• **Directions**: Write out the whole listing again, exactly as given.

========================

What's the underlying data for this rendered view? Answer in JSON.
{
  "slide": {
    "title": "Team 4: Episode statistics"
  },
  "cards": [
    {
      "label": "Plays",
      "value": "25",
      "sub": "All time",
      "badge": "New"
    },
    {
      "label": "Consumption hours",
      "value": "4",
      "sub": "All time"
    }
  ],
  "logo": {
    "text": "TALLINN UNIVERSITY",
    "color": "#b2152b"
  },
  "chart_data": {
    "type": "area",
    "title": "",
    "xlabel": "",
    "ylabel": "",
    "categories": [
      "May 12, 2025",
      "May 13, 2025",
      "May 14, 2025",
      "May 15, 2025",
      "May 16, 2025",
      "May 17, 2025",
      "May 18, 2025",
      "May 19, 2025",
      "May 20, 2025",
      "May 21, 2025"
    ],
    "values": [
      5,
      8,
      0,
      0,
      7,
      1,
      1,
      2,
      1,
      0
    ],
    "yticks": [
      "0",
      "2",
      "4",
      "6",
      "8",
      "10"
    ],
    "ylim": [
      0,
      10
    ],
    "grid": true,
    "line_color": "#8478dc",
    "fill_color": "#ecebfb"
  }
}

========================

• **Problem solution**:
What's the underlying data for this rendered view? Answer in JSON.
{
  "slide": {
    "title": "Team 4: Episode statistics"
  },
  "cards": [
    {
      "label": "Plays",
      "value": "25",
      "sub": "All time",
      "badge": "New"
    },
    {
      "label": "Consumption hours",
      "value": "4",
      "sub": "All time"
    }
  ],
  "logo": {
    "text": "TALLINN UNIVERSITY",
    "color": "#b2152b"
  },
  "chart_data": {
    "type": "area",
    "title": "",
    "xlabel": "",
    "ylabel": "",
    "categories": [
      "May 12, 2025",
      "May 13, 2025",
      "May 14, 2025",
      "May 15, 2025",
      "May 16, 2025",
      "May 17, 2025",
      "May 18, 2025",
      "May 19, 2025",
      "May 20, 2025",
      "May 21, 2025"
    ],
    "values": [
      5,
      8,
      0,
      0,
      7,
      1,
      1,
      2,
      1,
      0
    ],
    "yticks": [
      "0",
      "2",
      "4",
      "6",
      "8",
      "10"
    ],
    "ylim": [
      0,
      10
    ],
    "grid": true,
    "line_color": "#8478dc",
    "fill_color": "#ecebfb"
  }
}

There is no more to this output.